==== Extract
Exercise 2.1.31 (Complete residue system)

Question

Show that $-(m-1)/2,-(m-3)/2,\ldots,(m-3)/2,(m-1)/2$ is a complete residue system modulo $m$ if $m$ is odd, and that $-(m-2)/2,-(m-4)/2,\ldots,(m-2)/2,m/2$ is a complete residue system modulo $m$ if $m$ is even.

Richard Ganaye · Accepted Answer

\begin{proof} 
Let $m = 2k+1$ a positive odd number. Then
$$\{-(m-1)/2,-(m-3)/2,\ldots,(m-3)/2,(m-1)/2\} = \{-k,-k-1,\ldots,k-1,k\} = [\![-k, k]\!]$$
is a set $m = 2k+1$ consecutive positive numbers.

Moreover, if
$$ i \equiv j \pmod {2k+1},	ext{ where } -k\leq i \leq j \leq k,$$
then $m = 2k+1 \mid j-i$, where $0\leq j-i < 2k+1 = m$: this implies $i=j$, so no two distinct integers among the $m$ integers of  $[\![-k, k]\!]$ are  congruent modulo $m$. This proves that $-(m-1)/2,-(m-3)/2,\ldots,(m-3)/2,(m-1)/2$ is a complete residue system modulo $m$.
========
◆ Given task A:
In the residue system proof, how is the odd number m written?
◆ Given task B:
Write the next part of the residue system proof, picking up after its last sentence.
The rows below the text are not needed for anything here.
==== Material provided
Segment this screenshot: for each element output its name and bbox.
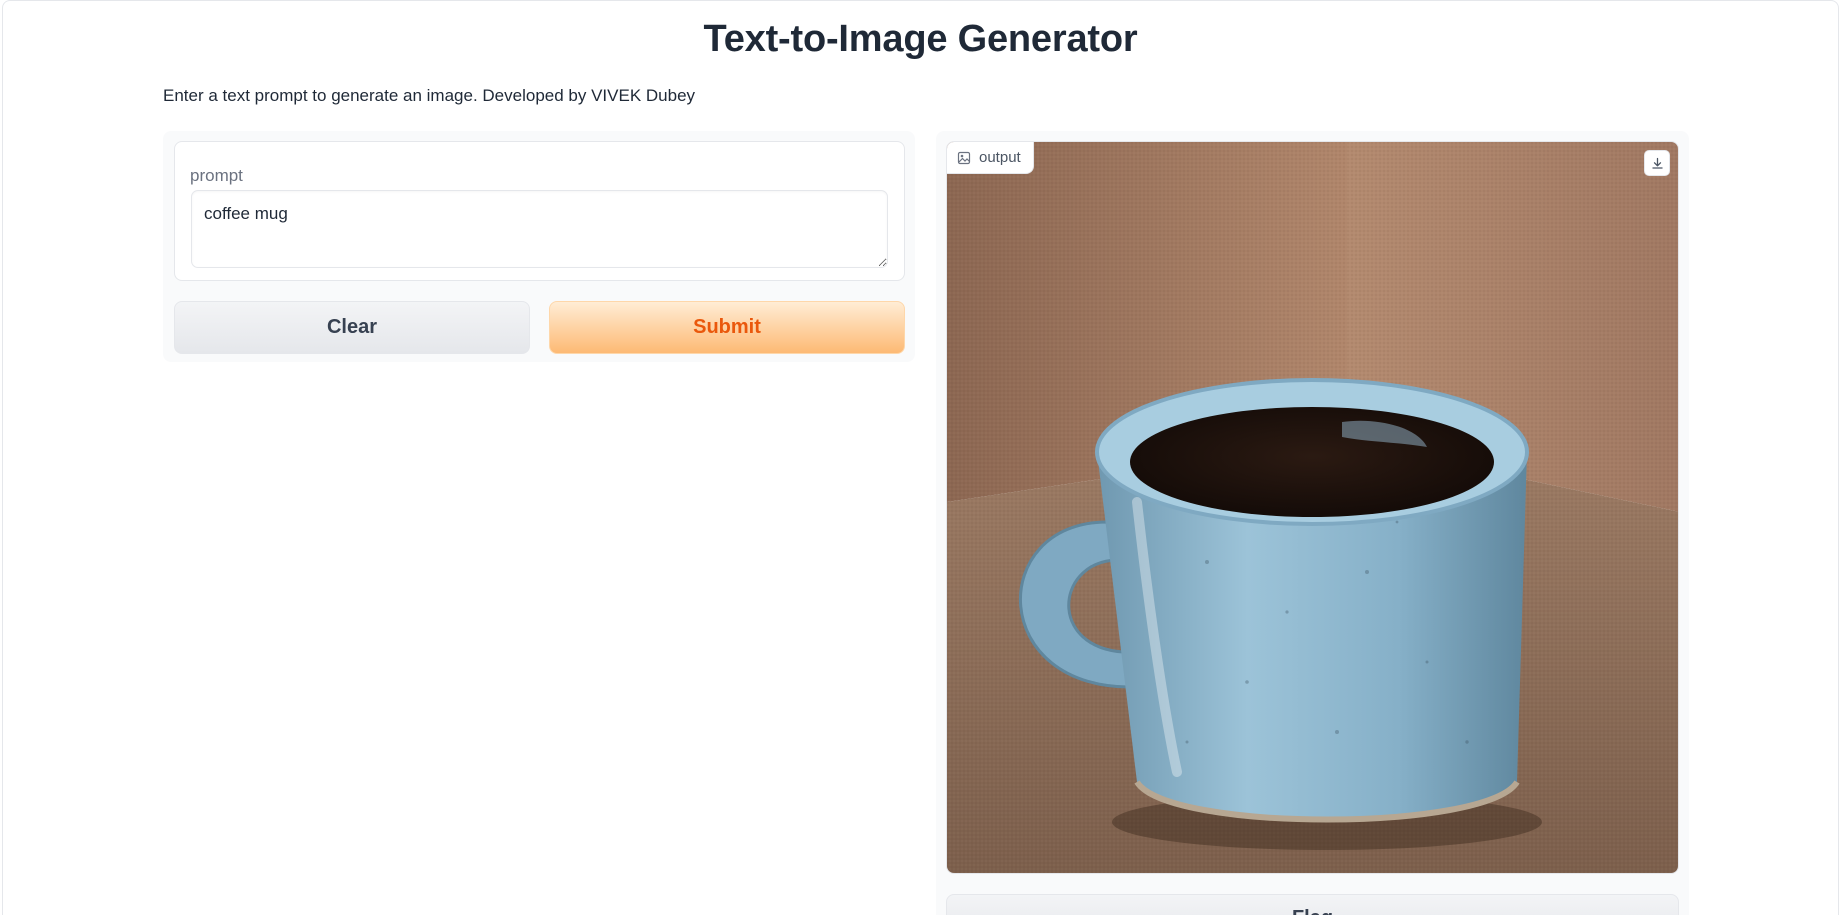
download-button[interactable] bbox=[1644, 150, 1670, 176]
download-icon bbox=[1651, 157, 1663, 169]
prompt-block: prompt bbox=[174, 141, 905, 281]
input-panel: prompt Clear Submit bbox=[163, 131, 915, 362]
page-title: Text-to-Image Generator bbox=[703, 18, 1138, 60]
image-icon bbox=[957, 151, 971, 164]
clear-button[interactable]: Clear bbox=[174, 301, 530, 354]
submit-button[interactable]: Submit bbox=[549, 301, 905, 354]
output-panel: output bbox=[936, 131, 1689, 915]
page-description: Enter a text prompt to generate an image… bbox=[163, 86, 696, 105]
flag-button[interactable]: Flag bbox=[946, 894, 1679, 915]
output-label-text: output bbox=[979, 149, 1021, 166]
generated-image bbox=[947, 142, 1678, 873]
output-label: output bbox=[947, 142, 1034, 174]
prompt-input[interactable] bbox=[191, 190, 888, 268]
output-image-frame: output bbox=[946, 141, 1679, 874]
prompt-label: prompt bbox=[190, 166, 243, 185]
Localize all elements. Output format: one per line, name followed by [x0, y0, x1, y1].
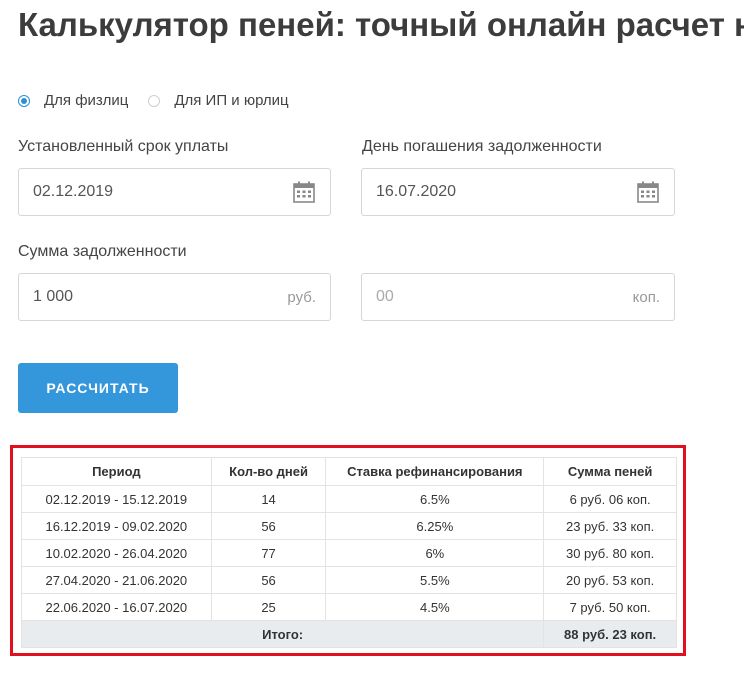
cell-rate: 6.5% [325, 485, 545, 513]
table-row: 16.12.2019 - 09.02.2020 56 6.25% 23 руб.… [21, 512, 677, 540]
cell-rate: 6% [325, 539, 545, 567]
cell-penalty: 7 руб. 50 коп. [543, 593, 677, 621]
column-header-days: Кол-во дней [210, 457, 327, 486]
cell-days: 25 [210, 593, 327, 621]
cell-period: 22.06.2020 - 16.07.2020 [21, 593, 212, 621]
calendar-icon[interactable] [292, 180, 316, 204]
cell-days: 77 [210, 539, 327, 567]
cell-days: 56 [210, 566, 327, 594]
cell-rate: 5.5% [325, 566, 545, 594]
calculate-button[interactable]: РАССЧИТАТЬ [18, 363, 178, 413]
table-row: 10.02.2020 - 26.04.2020 77 6% 30 руб. 80… [21, 539, 677, 567]
radio-individuals[interactable]: Для физлиц [18, 92, 128, 109]
cell-days: 56 [210, 512, 327, 540]
due-date-input[interactable]: 02.12.2019 [18, 168, 331, 216]
payoff-date-value: 16.07.2020 [376, 183, 457, 200]
cell-period: 10.02.2020 - 26.04.2020 [21, 539, 212, 567]
radio-entrepreneurs-label: Для ИП и юрлиц [174, 92, 289, 109]
radio-entrepreneurs-companies[interactable]: Для ИП и юрлиц [148, 92, 289, 109]
cell-rate: 6.25% [325, 512, 545, 540]
table-total-row: Итого: 88 руб. 23 коп. [20, 620, 677, 648]
kop-unit-label: коп. [632, 288, 660, 306]
column-header-rate: Ставка рефинансирования [325, 457, 545, 486]
due-date-value: 02.12.2019 [33, 183, 114, 200]
table-row: 22.06.2020 - 16.07.2020 25 4.5% 7 руб. 5… [21, 593, 677, 621]
table-row: 27.04.2020 - 21.06.2020 56 5.5% 20 руб. … [21, 566, 677, 594]
radio-checked-icon[interactable] [18, 94, 30, 107]
table-header-row: Период Кол-во дней Ставка рефинансирован… [21, 457, 677, 486]
radio-individuals-label: Для физлиц [44, 92, 129, 109]
rub-unit-label: руб. [287, 288, 316, 306]
taxpayer-type-radio-group: Для физлиц Для ИП и юрлиц [18, 92, 309, 109]
amount-kop-value: 00 [376, 288, 394, 305]
amount-label: Сумма задолженности [18, 243, 187, 260]
cell-days: 14 [210, 485, 327, 513]
calendar-icon[interactable] [636, 180, 660, 204]
cell-penalty: 30 руб. 80 коп. [543, 539, 677, 567]
amount-rub-value: 1 000 [33, 288, 74, 305]
cell-penalty: 23 руб. 33 коп. [543, 512, 677, 540]
cell-rate: 4.5% [325, 593, 545, 621]
results-table: Период Кол-во дней Ставка рефинансирован… [20, 457, 677, 648]
total-value: 88 руб. 23 коп. [543, 620, 677, 648]
column-header-period: Период [21, 457, 212, 486]
cell-period: 16.12.2019 - 09.02.2020 [21, 512, 212, 540]
radio-unchecked-icon[interactable] [148, 94, 161, 107]
table-row: 02.12.2019 - 15.12.2019 14 6.5% 6 руб. 0… [21, 485, 677, 513]
page-title: Калькулятор пеней: точный онлайн расчет … [18, 6, 744, 43]
cell-penalty: 20 руб. 53 коп. [543, 566, 677, 594]
cell-penalty: 6 руб. 06 коп. [543, 485, 677, 513]
due-date-label: Установленный срок уплаты [18, 138, 229, 155]
amount-kop-input[interactable]: 00 коп. [361, 273, 675, 321]
amount-rub-input[interactable]: 1 000 руб. [18, 273, 331, 321]
total-label: Итого: [20, 620, 545, 648]
payoff-date-label: День погашения задолженности [362, 138, 602, 155]
cell-period: 27.04.2020 - 21.06.2020 [21, 566, 212, 594]
payoff-date-input[interactable]: 16.07.2020 [361, 168, 675, 216]
cell-period: 02.12.2019 - 15.12.2019 [21, 485, 212, 513]
column-header-penalty: Сумма пеней [543, 457, 677, 486]
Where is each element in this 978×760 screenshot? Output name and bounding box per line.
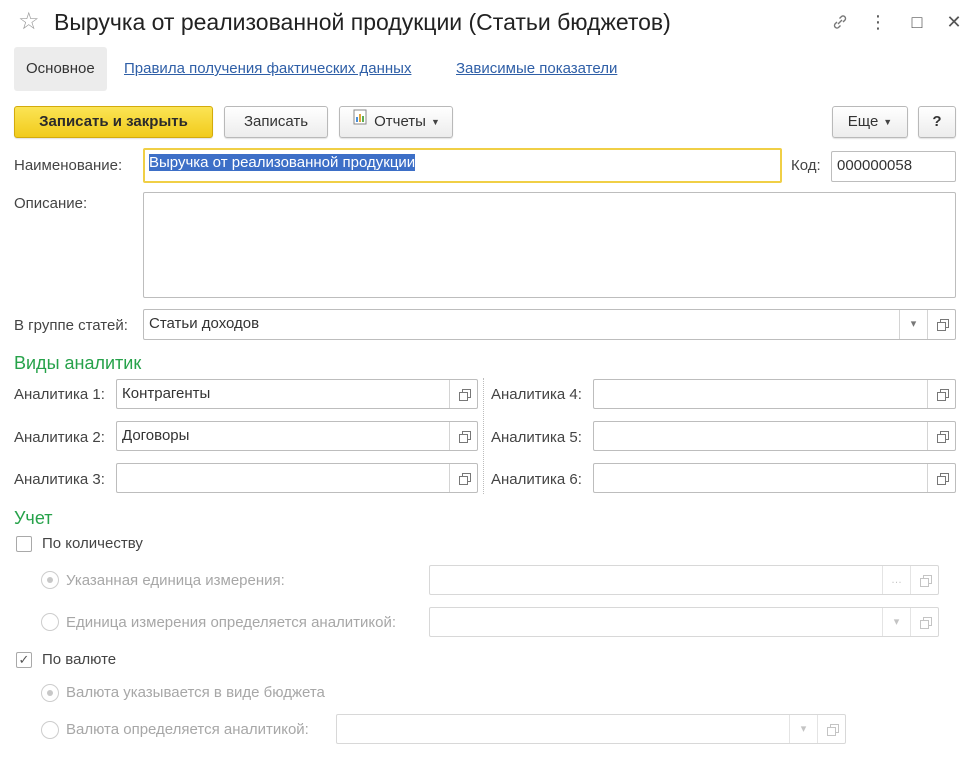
========
◆ Output A:
As $m = 2k+1$.

◆ Output B:
Now let $m = 2k$ a positive even integer. Then
$$\{-(m-2)/2,-(m-4)/2,\ldots,(m-2)/2,m/2\} = \{-(k-1), -(k-2), \ldots, k-1,k =  [\![-k+1, k]\!]$$
is a set of $m = 2k$ consecutive numbers, and similarly no two distinct integers among the $m$ integers of  $[\![-k+1, k]\!]$ are  congruent modulo $m$. This proves that $-(m-2)/2,-(m-4)/2,\ldots,(m-2)/2,m/2$ is a complete residue system modulo $m$.
\end{proof}

Exercise 2.1.31 (Complete residue system)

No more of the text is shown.